### Work required
Gather every line that includes the word "Holdings", please.
Supplied material start
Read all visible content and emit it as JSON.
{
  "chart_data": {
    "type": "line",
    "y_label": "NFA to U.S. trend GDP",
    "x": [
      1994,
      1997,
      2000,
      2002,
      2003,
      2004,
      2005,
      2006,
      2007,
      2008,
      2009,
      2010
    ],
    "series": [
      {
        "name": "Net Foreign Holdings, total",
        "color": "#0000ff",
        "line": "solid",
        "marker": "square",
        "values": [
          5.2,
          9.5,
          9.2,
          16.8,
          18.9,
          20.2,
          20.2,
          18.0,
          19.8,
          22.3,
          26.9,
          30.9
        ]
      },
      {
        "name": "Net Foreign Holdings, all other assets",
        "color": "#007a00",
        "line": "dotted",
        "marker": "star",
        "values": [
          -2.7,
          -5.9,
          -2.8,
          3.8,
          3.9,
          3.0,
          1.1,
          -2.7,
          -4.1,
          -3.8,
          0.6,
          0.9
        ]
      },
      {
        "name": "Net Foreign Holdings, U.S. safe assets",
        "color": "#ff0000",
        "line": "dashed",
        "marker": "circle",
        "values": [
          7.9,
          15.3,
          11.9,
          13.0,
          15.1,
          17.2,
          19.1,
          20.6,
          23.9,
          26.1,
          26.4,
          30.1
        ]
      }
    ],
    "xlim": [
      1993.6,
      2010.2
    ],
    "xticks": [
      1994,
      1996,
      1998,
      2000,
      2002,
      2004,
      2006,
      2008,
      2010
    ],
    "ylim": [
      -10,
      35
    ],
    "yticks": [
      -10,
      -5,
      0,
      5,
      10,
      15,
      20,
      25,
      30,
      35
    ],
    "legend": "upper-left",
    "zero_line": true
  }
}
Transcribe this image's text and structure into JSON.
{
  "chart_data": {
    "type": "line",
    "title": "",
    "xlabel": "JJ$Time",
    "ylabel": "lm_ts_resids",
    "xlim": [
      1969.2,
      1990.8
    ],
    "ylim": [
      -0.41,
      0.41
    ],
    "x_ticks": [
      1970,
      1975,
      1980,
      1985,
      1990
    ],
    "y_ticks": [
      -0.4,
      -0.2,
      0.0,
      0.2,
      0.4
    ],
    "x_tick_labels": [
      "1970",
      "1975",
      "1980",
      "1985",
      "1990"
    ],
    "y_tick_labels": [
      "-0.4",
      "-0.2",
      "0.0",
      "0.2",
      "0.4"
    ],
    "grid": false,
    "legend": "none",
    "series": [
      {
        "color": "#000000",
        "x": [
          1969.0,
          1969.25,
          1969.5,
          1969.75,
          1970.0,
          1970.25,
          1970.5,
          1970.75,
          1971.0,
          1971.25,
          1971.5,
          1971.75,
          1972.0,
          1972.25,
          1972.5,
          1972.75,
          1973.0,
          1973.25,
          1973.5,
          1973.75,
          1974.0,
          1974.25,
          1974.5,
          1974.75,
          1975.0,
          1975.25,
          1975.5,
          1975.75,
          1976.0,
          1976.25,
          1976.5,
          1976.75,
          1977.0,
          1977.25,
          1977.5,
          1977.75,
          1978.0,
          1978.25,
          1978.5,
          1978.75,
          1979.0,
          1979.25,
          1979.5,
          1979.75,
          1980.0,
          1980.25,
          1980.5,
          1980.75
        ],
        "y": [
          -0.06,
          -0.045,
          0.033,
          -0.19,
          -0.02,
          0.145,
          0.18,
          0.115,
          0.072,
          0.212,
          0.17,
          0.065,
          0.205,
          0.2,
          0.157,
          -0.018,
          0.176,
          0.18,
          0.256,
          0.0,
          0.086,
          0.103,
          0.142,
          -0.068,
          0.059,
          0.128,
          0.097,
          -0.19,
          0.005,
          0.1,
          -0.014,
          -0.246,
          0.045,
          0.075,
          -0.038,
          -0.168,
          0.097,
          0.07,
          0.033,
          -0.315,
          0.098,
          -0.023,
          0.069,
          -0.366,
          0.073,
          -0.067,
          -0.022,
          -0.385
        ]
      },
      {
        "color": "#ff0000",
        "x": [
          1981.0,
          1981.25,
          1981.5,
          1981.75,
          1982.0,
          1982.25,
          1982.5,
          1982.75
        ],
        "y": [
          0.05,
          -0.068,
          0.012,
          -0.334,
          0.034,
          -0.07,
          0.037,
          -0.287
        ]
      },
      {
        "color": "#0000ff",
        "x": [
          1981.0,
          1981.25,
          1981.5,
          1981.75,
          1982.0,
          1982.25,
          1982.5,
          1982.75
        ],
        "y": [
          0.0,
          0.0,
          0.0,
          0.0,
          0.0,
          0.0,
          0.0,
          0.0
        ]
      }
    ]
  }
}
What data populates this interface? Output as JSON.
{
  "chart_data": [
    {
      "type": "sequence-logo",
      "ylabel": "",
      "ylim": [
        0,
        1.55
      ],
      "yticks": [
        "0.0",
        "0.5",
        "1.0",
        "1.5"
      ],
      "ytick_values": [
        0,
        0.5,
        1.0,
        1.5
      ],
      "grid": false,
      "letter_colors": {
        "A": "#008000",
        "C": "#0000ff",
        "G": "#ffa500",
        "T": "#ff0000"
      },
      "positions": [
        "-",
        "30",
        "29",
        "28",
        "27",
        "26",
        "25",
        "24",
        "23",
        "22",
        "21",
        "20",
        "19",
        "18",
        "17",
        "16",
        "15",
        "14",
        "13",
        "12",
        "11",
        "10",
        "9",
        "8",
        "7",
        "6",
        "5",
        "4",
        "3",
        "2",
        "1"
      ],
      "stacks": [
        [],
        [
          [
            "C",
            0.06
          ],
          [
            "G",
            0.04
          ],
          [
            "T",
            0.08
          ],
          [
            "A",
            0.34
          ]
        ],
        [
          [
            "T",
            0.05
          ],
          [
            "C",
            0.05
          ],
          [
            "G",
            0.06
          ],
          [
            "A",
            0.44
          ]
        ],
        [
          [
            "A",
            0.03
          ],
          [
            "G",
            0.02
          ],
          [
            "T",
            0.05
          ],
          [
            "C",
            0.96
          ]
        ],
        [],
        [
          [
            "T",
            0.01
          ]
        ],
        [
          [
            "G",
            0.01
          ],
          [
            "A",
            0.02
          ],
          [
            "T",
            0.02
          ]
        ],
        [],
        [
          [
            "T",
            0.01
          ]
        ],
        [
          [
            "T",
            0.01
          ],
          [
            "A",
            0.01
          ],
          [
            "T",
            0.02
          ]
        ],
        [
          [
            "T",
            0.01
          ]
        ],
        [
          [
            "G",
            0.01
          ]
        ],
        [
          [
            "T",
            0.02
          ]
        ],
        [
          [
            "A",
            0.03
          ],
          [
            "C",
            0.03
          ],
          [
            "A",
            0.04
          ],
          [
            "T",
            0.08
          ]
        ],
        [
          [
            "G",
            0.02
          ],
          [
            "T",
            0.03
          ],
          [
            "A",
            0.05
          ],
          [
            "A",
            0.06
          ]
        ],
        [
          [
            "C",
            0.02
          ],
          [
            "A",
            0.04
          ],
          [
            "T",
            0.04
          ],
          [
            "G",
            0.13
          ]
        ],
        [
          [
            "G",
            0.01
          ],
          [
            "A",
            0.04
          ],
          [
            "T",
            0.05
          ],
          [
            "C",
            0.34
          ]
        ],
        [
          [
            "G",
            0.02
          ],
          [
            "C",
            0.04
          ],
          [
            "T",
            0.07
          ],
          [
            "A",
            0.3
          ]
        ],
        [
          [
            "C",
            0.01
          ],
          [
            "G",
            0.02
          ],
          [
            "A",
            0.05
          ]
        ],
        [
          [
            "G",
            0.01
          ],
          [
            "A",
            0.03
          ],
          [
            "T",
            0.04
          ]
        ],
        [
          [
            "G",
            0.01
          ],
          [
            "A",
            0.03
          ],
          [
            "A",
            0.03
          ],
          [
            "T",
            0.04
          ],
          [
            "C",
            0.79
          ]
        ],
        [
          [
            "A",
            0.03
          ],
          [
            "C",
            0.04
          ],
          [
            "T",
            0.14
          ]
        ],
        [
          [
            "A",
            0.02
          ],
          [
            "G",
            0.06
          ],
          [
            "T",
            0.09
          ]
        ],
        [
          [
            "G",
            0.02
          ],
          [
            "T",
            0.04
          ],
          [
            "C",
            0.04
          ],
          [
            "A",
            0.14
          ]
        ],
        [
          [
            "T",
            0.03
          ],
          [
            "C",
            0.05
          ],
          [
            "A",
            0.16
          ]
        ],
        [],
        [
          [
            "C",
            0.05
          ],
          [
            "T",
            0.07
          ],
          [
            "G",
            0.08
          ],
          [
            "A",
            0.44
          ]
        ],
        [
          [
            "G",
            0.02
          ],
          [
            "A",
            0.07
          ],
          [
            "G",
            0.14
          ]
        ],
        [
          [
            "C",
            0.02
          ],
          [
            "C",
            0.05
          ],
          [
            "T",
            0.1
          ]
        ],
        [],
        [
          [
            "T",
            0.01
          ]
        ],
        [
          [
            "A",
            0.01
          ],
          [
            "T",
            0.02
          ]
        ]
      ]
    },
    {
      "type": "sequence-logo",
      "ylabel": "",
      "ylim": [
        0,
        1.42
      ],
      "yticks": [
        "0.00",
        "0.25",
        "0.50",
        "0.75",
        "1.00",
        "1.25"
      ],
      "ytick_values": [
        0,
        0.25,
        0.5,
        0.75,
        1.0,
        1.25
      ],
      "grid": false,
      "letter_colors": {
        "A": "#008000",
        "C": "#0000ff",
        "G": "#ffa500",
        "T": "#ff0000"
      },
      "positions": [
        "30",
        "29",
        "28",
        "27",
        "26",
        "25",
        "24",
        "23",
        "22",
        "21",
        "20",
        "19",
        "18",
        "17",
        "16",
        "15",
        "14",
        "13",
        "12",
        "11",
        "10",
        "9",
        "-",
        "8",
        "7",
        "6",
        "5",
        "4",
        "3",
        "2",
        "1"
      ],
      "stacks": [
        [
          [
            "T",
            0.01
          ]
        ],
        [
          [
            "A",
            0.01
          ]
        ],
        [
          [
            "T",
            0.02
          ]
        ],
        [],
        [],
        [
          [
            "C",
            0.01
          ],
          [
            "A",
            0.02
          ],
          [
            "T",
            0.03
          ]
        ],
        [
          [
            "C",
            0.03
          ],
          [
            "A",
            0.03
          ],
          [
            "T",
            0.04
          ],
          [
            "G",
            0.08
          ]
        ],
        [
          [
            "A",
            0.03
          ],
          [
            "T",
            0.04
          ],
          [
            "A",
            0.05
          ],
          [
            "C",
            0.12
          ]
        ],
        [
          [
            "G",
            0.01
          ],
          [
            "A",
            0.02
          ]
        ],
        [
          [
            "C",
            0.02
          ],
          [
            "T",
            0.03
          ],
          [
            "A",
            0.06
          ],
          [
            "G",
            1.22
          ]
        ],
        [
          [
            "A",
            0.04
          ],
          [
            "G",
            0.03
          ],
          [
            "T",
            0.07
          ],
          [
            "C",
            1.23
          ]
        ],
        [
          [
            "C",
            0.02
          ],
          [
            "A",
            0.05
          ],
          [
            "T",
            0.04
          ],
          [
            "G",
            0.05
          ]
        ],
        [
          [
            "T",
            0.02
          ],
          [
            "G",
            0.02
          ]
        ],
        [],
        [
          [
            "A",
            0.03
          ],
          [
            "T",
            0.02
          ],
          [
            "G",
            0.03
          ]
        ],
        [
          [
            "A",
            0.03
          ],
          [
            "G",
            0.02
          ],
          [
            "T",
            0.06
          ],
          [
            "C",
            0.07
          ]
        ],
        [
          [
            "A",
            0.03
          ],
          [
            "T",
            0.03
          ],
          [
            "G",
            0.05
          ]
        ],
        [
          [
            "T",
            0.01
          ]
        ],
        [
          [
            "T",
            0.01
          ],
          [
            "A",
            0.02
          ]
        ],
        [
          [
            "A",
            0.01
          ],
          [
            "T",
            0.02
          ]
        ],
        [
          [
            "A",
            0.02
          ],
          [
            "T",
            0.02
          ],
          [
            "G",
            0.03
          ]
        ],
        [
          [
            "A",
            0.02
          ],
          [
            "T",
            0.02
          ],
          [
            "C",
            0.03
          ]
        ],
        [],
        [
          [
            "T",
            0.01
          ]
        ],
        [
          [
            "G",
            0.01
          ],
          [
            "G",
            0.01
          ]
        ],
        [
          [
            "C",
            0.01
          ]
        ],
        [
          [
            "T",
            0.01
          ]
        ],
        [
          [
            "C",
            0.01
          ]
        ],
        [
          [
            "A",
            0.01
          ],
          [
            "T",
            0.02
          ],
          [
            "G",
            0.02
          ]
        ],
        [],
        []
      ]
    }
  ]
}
Supplied material end
### In response
        "name": "Net Foreign Holdings, total",
        "name": "Net Foreign Holdings, all other assets",
        "name": "Net Foreign Holdings, U.S. safe assets",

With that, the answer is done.